■ **REQUIREMENT A**
In the notebook on combining weather and pollutant data, what is the name of the main output file?

# Combine Weather and Pollutant Data - All Regions

This notebook merges the regional weather and pollutant data into one master file containing all regions.

**Input Files:**
- Regional weather files: `central_weather.csv`, `east_weather.csv`, etc.
- Regional pollutant files: `central_pollutant.csv`, `east_pollutant.csv`, etc.

**Main Output:**
- `SG.csv` - Single file with all 5 regions
- Columns: Country, Region, Date, AQI, Temperature, RelativeHumidity, WindSpeed


In [1]:
import pandas as pd
import os
from pathlib import Path


In [2]:
# --- CONFIGURATION ---
weather_folder = "../../data/singapore/clean/weather"
pollutant_folder = "../../data/singapore/clean/pollutant"
output_file = "../../data/singapore/SG.csv"

regions = ['Central', 'East', 'North', 'South', 'West', 'National']

print(f"Regions to combine: {regions}")


Regions to combine: ['Central', 'East', 'North', 'South', 'West', 'National']


In [3]:
# --- START ---
all_regions_data = []
combined_data_summary = []

print("="*80)
print("COMBINING WEATHER AND POLLUTANT DATA FOR ALL REGIONS")
print("="*80)

for region in regions:
    weather_file = os.path.join(weather_folder, f"{region.lower()}_weather.csv")
    pollutant_file = os.path.join(pollutant_folder, f"{region.lower()}_pollutant.csv")

    print(f"\nProcessing {region} region...")

    # Check if both files exist
    if not os.path.exists(weather_file):
        print(f"  ⚠ Warning: {weather_file} not found! Skipping {region}.")
        continue

    if not os.path.exists(pollutant_file):
        print(f"  ⚠ Warning: {pollutant_file} not found! Skipping {region}.")
        continue

    # --- READ FILES ---
    print(f"  Reading {weather_file}...")
    weather_df = pd.read_csv(weather_file)

    print(f"  Reading {pollutant_file}...")
    pollutant_df = pd.read_csv(pollutant_file)

    # --- CLEAN DATES ---
    weather_df['Date'] = pd.to_datetime(weather_df['Date'], errors='coerce')
    pollutant_df['Date'] = pd.to_datetime(pollutant_df['Date'], errors='coerce')

    # Drop invalid rows (if any)
    weather_df = weather_df.dropna(subset=['Date'])
    pollutant_df = pollutant_df.dropna(subset=['Date'])

    # --- MERGE ---
    print(f"  Merging weather and pollutant data...")

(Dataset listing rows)

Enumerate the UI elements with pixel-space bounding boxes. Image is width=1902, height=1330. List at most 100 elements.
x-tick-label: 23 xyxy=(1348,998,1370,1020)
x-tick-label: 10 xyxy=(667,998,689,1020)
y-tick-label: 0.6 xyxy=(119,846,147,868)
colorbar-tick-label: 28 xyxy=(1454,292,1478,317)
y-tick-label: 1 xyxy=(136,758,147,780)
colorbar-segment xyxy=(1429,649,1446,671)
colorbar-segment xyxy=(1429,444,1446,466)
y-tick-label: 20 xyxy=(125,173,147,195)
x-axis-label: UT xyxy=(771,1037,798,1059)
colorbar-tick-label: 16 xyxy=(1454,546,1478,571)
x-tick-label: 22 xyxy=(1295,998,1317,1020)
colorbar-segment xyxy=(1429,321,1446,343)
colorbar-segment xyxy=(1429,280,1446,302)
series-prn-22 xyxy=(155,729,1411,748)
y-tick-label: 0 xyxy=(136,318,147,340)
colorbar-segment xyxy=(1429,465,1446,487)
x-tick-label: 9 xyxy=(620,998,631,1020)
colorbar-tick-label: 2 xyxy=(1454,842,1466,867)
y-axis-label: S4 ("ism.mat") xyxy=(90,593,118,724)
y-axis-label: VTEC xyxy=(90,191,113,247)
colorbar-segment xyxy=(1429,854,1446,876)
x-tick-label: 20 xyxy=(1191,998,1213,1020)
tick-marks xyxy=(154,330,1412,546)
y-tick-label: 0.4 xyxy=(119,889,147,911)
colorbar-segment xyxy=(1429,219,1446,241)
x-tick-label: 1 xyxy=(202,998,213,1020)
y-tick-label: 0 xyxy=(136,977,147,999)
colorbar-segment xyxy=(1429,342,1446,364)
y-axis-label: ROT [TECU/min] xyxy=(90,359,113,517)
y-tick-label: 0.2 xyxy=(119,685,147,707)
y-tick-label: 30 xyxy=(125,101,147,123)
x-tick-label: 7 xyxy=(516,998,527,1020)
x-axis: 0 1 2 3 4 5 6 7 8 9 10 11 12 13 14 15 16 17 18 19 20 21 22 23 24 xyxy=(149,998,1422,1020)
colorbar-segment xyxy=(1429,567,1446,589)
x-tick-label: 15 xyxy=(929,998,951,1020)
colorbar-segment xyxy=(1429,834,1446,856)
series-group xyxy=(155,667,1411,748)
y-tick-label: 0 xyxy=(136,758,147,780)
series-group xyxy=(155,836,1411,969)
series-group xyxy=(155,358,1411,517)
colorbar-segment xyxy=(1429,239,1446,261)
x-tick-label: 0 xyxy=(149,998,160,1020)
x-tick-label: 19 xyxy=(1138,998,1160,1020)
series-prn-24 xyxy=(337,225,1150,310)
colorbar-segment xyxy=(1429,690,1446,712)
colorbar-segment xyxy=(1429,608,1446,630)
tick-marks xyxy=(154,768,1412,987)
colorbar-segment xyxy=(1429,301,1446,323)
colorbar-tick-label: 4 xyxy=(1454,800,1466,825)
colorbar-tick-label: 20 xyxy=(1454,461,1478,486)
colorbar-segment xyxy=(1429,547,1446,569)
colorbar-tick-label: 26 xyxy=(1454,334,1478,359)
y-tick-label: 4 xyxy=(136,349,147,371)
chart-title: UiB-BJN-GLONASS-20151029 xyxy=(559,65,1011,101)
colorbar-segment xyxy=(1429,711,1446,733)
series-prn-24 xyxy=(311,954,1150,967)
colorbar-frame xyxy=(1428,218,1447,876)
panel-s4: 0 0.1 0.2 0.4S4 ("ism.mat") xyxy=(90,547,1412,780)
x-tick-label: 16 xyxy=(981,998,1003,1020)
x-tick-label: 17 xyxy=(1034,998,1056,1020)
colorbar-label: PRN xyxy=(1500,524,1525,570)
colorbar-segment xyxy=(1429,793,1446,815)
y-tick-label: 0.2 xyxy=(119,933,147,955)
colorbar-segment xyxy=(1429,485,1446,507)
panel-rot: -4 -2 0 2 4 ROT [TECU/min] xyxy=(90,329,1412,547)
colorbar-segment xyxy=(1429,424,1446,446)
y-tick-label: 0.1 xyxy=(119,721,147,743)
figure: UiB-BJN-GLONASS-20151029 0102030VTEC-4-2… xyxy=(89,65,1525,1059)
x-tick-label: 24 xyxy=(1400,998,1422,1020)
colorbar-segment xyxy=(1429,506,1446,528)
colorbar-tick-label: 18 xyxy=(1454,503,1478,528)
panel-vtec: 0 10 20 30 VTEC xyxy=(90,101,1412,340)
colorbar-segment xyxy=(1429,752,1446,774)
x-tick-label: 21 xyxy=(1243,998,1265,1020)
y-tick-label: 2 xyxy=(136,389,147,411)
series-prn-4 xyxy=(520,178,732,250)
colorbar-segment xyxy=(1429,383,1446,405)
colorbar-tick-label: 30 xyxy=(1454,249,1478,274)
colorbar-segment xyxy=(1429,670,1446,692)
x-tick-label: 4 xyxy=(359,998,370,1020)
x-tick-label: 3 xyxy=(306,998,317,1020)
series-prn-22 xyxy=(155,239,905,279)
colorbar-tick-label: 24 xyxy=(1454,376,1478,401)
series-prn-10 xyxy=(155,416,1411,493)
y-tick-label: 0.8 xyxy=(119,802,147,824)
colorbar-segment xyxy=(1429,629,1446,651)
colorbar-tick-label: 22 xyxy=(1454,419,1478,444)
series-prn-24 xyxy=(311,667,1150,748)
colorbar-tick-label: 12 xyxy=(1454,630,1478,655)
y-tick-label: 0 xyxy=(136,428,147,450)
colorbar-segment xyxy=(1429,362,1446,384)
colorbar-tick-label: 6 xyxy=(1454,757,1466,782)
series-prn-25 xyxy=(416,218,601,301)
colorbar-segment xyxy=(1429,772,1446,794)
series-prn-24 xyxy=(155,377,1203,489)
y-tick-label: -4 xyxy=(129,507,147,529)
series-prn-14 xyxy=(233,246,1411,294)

■ **REQUIREMENT B**
Reproduce the stretch of the listing from its start through the line containing "y-tick-label: 0.6 xyxy=(119,846,147,868)", substituting "x-axis-tick-label" for "x-tick-label" and leaving everything else unchanged.

■ **EXPECTED OUTPUT A**
`SG.csv`

■ **EXPECTED OUTPUT B**
Enumerate the UI elements with pixel-space bounding boxes. Image is width=1902, height=1330. List at most 100 elements.
x-axis-tick-label: 23 xyxy=(1348,998,1370,1020)
x-axis-tick-label: 10 xyxy=(667,998,689,1020)
y-tick-label: 0.6 xyxy=(119,846,147,868)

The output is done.